(Interface dataset entries)
=== Section Start ===

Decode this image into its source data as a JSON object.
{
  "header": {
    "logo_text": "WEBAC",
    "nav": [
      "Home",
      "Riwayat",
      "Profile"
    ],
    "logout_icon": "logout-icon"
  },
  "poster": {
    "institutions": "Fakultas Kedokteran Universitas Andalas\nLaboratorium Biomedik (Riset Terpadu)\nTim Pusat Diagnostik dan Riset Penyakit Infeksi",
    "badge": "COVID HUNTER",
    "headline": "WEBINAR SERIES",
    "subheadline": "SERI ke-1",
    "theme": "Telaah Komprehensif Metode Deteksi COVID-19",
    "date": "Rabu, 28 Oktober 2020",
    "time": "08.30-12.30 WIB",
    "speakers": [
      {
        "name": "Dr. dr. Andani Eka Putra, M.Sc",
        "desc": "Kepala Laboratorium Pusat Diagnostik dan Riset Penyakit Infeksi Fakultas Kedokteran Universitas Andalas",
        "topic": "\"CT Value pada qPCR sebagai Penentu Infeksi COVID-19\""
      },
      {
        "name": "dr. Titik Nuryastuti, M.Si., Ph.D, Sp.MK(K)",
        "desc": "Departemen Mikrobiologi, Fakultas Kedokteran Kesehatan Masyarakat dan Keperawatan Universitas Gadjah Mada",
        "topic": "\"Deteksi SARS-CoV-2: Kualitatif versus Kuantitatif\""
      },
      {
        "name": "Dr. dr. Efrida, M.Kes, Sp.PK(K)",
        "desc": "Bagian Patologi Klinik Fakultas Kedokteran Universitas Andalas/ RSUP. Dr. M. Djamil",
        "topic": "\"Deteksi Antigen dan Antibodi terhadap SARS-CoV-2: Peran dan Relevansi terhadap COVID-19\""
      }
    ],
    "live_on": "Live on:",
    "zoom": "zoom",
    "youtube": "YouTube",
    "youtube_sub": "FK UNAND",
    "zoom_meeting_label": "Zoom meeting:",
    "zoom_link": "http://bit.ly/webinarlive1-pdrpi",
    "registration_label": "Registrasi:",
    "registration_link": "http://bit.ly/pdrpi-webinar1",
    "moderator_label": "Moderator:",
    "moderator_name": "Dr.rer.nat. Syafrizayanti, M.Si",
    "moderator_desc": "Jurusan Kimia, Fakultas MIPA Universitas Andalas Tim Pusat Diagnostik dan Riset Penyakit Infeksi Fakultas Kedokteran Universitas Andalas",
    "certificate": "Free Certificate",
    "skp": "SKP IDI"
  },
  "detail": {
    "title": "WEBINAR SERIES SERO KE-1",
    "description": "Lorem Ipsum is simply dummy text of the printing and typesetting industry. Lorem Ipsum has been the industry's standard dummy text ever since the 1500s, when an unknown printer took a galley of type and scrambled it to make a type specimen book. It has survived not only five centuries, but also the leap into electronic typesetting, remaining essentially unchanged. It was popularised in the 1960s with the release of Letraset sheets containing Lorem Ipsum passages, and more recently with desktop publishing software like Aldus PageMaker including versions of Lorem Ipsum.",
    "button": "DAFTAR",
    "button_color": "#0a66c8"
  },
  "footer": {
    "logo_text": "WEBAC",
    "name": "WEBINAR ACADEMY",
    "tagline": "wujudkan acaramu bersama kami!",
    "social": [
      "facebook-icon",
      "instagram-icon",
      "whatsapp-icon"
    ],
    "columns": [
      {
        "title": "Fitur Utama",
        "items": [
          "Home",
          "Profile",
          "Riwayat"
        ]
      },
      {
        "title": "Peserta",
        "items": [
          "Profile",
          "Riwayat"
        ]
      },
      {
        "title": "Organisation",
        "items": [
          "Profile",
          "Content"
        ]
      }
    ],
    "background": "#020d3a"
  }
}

=== Section End ===

▶ PROBLEM TO SOLVE
Using the records above, report each line with the string "SARS".

▶ PROBLEM SOLUTION
        "topic": "\"Deteksi SARS-CoV-2: Kualitatif versus Kuantitatif\""
        "topic": "\"Deteksi Antigen dan Antibodi terhadap SARS-CoV-2: Peran dan Relevansi terhadap COVID-19\""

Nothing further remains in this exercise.